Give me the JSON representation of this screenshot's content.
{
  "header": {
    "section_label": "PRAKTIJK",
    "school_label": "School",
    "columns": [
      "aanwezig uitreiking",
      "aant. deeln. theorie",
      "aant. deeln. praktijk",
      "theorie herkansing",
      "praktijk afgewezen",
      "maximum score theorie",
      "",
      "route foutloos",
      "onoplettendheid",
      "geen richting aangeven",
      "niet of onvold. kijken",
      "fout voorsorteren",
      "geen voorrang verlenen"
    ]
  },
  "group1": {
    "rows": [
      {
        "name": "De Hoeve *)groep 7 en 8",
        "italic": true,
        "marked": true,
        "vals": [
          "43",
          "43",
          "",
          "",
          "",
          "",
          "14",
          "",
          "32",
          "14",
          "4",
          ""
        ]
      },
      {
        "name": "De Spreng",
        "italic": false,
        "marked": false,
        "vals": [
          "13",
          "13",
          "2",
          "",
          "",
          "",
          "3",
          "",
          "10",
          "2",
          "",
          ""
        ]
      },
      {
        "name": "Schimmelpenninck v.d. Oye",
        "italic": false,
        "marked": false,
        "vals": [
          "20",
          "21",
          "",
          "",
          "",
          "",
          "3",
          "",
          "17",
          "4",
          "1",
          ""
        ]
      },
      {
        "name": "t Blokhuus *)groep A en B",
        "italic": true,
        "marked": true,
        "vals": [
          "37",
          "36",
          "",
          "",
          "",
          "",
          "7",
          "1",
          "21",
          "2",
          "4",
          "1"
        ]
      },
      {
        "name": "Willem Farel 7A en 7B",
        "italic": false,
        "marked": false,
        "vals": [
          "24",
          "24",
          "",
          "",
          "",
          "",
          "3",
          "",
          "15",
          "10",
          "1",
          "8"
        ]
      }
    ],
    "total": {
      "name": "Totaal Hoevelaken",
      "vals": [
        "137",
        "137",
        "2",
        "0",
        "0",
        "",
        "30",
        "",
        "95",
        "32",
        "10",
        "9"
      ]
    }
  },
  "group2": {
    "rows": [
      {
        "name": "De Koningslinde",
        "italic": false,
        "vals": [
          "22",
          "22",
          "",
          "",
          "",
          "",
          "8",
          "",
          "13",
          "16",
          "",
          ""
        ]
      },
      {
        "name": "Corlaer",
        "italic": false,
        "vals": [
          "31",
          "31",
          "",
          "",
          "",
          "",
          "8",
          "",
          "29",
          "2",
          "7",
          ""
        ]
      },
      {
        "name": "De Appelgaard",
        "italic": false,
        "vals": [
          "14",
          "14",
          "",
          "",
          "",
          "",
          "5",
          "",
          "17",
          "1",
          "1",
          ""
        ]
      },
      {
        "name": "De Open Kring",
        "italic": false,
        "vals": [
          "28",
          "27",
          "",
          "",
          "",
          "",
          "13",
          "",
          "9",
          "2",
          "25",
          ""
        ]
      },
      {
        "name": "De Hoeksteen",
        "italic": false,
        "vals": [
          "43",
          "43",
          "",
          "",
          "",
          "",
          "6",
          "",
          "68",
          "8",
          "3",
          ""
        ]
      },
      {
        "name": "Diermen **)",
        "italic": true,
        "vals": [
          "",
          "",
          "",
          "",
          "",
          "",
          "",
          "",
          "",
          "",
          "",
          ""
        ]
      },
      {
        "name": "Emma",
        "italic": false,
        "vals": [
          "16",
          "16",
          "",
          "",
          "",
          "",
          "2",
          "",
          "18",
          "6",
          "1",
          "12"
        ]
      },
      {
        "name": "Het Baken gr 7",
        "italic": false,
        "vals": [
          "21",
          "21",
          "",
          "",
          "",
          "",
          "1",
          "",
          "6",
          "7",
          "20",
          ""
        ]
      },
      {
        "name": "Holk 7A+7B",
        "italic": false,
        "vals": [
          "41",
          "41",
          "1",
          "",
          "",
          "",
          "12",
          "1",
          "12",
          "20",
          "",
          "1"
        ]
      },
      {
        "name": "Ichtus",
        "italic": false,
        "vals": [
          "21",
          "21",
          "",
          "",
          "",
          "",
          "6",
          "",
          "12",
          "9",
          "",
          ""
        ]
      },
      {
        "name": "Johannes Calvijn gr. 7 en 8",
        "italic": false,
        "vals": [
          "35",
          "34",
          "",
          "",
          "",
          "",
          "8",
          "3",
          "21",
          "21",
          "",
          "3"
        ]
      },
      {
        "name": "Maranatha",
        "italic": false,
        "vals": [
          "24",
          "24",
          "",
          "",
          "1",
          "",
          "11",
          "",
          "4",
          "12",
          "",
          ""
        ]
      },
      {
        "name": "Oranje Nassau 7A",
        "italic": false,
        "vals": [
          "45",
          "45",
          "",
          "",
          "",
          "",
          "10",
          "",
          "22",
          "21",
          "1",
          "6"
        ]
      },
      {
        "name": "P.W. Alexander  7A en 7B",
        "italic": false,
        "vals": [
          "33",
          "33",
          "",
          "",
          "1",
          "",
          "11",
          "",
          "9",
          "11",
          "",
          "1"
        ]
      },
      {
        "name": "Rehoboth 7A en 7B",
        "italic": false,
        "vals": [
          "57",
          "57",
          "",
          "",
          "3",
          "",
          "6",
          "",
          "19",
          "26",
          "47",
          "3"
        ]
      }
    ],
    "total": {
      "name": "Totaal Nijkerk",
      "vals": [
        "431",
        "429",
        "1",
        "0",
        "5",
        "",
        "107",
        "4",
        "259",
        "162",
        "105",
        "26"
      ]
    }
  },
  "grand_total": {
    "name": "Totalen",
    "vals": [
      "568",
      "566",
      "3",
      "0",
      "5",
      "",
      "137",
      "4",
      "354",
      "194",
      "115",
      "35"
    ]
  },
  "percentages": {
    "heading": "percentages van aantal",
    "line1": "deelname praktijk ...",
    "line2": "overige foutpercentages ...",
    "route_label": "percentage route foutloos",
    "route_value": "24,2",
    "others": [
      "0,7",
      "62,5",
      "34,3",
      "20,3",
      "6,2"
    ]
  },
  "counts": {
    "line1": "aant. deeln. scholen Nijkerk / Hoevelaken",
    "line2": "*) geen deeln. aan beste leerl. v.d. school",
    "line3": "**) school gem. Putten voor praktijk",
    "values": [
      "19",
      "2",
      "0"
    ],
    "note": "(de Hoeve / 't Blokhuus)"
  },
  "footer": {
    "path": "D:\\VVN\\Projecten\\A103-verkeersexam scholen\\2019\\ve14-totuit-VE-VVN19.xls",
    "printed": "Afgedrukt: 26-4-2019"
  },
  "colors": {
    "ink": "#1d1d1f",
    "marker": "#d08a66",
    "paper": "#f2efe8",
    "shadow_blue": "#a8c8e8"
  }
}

....................

» **EXERCISE PROMPT**: Give the number of lines in the material above that have the word "Nijkerk" in them, and nothing more.

» **RESPONSE BELOW**: 2